-------- Supplied records

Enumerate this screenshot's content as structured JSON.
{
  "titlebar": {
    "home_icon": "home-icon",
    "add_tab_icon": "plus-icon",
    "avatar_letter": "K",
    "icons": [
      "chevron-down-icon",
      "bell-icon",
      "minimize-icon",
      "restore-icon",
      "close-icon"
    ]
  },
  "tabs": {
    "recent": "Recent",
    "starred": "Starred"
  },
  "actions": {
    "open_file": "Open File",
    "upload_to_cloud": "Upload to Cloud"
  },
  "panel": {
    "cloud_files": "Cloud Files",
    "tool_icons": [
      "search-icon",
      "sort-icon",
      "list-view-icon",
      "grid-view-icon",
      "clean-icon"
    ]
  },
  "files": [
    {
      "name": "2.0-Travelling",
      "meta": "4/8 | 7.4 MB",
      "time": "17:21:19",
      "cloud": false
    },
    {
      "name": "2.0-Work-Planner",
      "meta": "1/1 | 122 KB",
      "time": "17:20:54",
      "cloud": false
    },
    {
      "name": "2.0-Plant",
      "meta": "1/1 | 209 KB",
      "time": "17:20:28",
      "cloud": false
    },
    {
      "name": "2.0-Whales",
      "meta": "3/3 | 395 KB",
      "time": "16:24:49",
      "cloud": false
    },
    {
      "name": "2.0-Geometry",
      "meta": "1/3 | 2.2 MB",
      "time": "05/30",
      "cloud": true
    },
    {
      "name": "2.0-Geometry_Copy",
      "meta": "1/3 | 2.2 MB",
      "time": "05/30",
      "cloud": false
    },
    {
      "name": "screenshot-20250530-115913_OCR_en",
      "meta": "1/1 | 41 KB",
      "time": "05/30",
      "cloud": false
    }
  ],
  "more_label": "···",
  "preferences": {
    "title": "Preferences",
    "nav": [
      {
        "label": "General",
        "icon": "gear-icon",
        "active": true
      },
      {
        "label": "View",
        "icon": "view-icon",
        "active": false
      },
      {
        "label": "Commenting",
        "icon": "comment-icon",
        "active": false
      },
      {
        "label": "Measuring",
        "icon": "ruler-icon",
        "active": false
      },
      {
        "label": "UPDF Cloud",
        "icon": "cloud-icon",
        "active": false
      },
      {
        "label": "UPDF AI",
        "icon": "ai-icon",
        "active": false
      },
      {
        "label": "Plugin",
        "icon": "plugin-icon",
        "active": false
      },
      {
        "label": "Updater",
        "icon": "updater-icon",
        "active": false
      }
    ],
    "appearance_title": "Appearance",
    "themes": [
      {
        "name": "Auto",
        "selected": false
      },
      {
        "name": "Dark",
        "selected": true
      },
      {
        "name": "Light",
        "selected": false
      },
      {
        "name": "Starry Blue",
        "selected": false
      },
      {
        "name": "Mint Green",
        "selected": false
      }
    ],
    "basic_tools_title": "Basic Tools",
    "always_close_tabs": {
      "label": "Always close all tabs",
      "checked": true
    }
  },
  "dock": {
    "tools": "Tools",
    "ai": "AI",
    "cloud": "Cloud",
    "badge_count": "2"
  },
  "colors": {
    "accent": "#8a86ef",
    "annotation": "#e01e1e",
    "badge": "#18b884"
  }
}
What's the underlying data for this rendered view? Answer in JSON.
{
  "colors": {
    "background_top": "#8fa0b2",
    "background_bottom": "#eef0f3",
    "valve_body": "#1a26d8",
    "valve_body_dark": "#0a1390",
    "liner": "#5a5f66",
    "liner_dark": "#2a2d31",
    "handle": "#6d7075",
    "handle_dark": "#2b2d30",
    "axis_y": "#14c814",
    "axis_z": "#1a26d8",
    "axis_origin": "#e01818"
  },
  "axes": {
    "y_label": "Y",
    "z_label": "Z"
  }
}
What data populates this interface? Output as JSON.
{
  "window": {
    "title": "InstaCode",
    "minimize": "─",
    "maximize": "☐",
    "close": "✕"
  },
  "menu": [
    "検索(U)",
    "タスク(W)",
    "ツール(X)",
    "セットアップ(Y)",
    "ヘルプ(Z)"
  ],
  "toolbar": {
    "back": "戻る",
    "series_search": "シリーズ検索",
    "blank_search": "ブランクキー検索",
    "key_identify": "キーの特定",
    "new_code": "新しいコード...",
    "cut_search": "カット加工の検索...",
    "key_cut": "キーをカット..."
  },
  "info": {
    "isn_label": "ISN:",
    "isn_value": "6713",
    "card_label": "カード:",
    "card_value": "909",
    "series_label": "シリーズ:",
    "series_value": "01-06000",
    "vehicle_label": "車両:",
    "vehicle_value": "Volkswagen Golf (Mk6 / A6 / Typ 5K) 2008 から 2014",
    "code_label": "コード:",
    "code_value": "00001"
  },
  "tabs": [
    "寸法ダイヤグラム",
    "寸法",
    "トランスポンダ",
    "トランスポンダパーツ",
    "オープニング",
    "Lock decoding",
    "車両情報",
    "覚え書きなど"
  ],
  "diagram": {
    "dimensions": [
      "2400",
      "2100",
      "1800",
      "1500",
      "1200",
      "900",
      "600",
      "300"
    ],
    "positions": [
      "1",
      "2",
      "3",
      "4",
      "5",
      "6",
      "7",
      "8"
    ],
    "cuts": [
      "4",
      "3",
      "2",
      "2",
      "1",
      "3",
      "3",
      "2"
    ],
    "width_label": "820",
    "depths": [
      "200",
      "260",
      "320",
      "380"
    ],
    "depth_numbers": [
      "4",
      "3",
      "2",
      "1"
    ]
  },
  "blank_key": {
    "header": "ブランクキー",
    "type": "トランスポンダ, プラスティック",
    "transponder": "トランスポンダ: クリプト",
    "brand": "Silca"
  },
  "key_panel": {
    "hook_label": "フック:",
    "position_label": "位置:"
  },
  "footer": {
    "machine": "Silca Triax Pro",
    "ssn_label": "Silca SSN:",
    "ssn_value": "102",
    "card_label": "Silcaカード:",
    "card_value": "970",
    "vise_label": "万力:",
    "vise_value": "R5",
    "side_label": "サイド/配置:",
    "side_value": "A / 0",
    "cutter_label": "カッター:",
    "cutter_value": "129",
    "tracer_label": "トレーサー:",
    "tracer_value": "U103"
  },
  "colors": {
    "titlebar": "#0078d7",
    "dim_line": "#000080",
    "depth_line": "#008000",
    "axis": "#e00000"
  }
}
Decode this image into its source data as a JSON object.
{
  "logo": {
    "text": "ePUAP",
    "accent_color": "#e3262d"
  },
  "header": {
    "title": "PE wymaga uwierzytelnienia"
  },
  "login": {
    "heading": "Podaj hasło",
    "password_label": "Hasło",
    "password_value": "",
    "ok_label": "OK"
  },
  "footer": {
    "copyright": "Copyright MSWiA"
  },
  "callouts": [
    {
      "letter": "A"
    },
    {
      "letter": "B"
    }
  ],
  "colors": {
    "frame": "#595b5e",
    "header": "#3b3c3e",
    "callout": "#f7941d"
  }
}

----------------

• **Stated goal**
Identify lines with the string "data". Copy each one.

• **Task solution**
What's the underlying data for this rendered view? Answer in JSON.
What data populates this interface? Output as JSON.
Decode this image into its source data as a JSON object.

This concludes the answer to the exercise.